** start TASK MATERIAL **

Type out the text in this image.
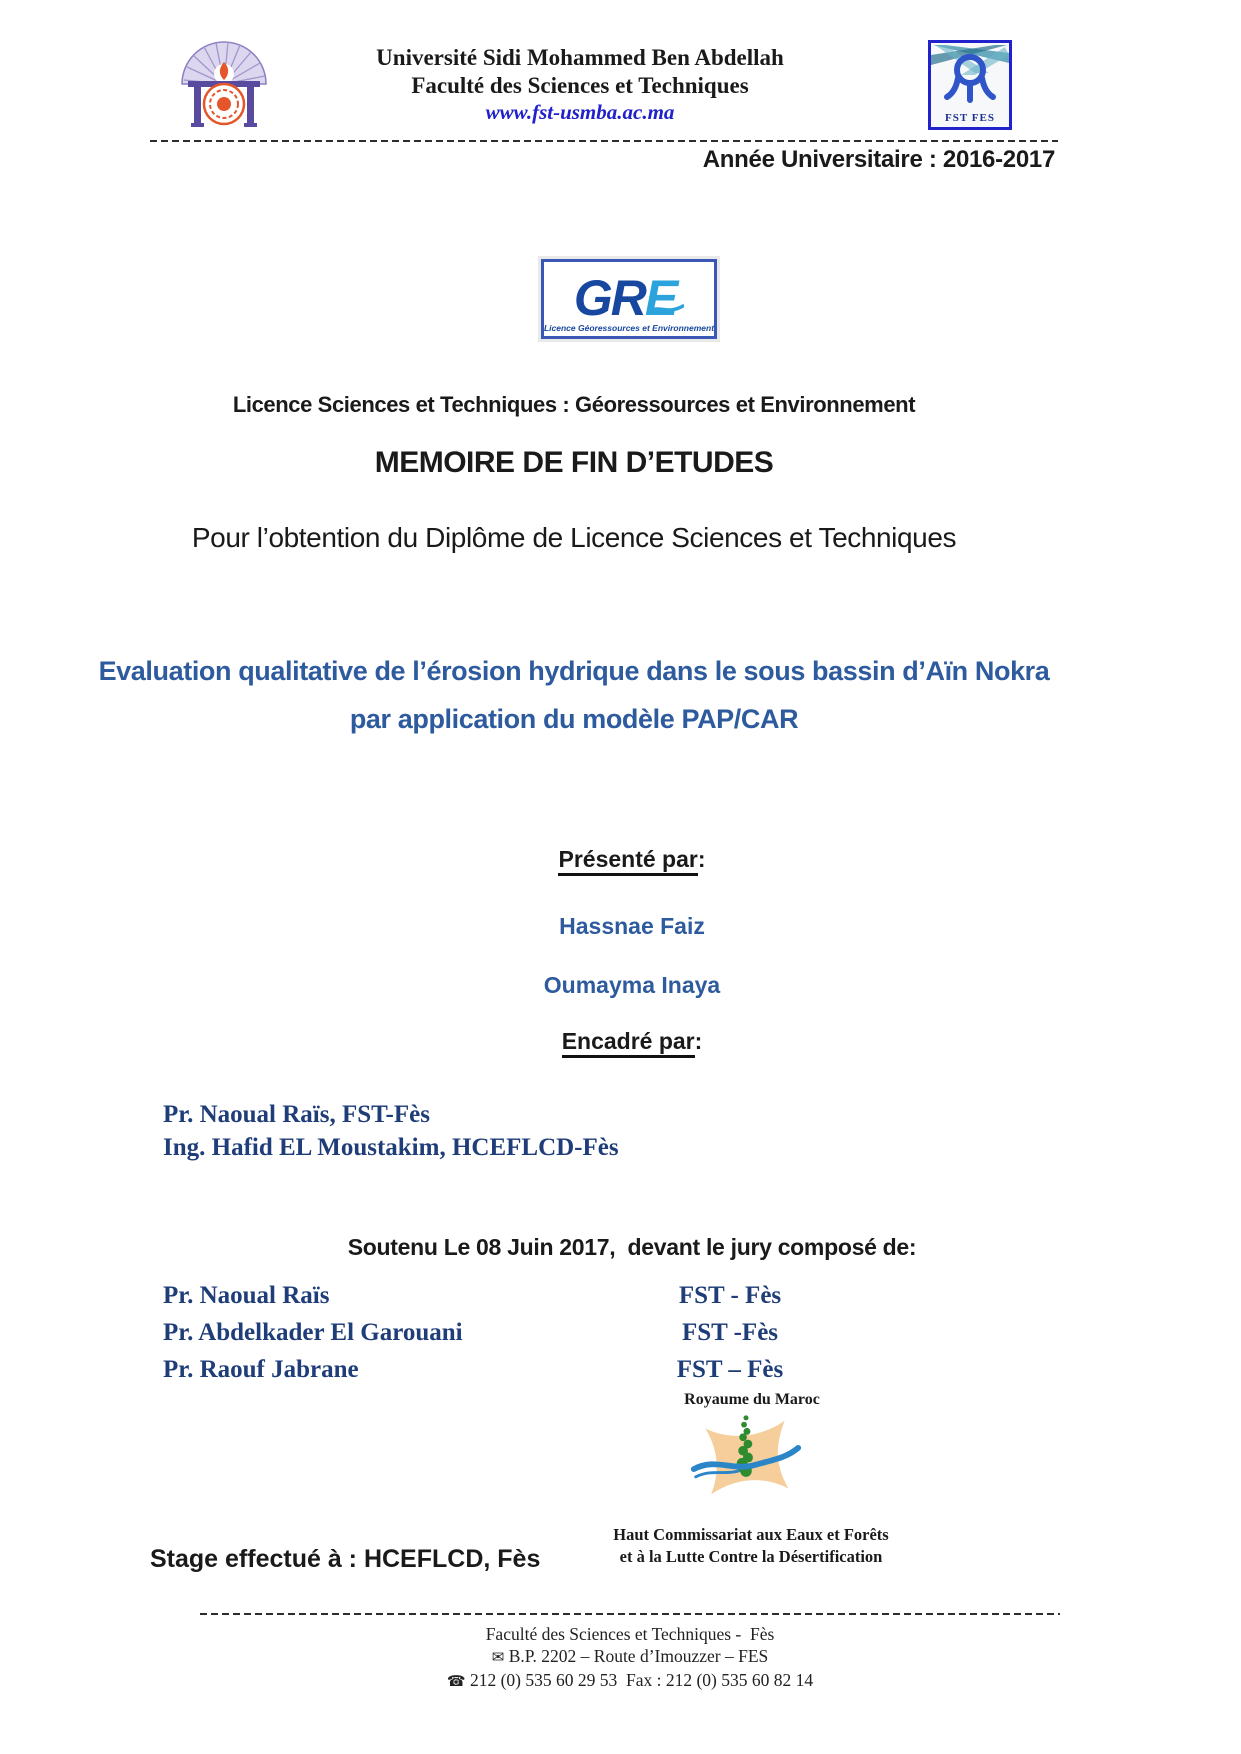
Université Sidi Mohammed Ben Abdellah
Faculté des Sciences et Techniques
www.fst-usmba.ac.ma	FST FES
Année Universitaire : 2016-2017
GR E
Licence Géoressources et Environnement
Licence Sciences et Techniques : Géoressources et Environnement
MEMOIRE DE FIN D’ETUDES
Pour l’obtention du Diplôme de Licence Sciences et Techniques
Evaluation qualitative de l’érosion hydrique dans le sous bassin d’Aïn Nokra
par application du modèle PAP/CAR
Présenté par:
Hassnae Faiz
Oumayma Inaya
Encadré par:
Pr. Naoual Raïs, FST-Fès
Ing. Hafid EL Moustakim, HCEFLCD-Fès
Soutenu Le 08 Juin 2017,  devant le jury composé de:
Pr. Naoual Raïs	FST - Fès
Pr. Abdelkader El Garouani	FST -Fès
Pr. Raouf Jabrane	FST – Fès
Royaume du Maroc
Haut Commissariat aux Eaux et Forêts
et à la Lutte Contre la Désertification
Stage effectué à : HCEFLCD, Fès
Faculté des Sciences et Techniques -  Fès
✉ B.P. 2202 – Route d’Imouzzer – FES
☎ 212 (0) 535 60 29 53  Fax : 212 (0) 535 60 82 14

** end TASK MATERIAL **

**WHAT TO DO:** Retype the entries word for word. Omit any images.

**SOLUTION FOR THIS EXERCISE:**
Type out the text in this image.
Université Sidi Mohammed Ben Abdellah
Faculté des Sciences et Techniques
www.fst-usmba.ac.ma	FST FES
Année Universitaire : 2016-2017
GR E
Licence Géoressources et Environnement
Licence Sciences et Techniques : Géoressources et Environnement
MEMOIRE DE FIN D’ETUDES
Pour l’obtention du Diplôme de Licence Sciences et Techniques
Evaluation qualitative de l’érosion hydrique dans le sous bassin d’Aïn Nokra
par application du modèle PAP/CAR
Présenté par:
Hassnae Faiz
Oumayma Inaya
Encadré par:
Pr. Naoual Raïs, FST-Fès
Ing. Hafid EL Moustakim, HCEFLCD-Fès
Soutenu Le 08 Juin 2017,  devant le jury composé de:
Pr. Naoual Raïs	FST - Fès
Pr. Abdelkader El Garouani	FST -Fès
Pr. Raouf Jabrane	FST – Fès
Royaume du Maroc
Haut Commissariat aux Eaux et Forêts
et à la Lutte Contre la Désertification
Stage effectué à : HCEFLCD, Fès
Faculté des Sciences et Techniques -  Fès
✉ B.P. 2202 – Route d’Imouzzer – FES
☎ 212 (0) 535 60 29 53  Fax : 212 (0) 535 60 82 14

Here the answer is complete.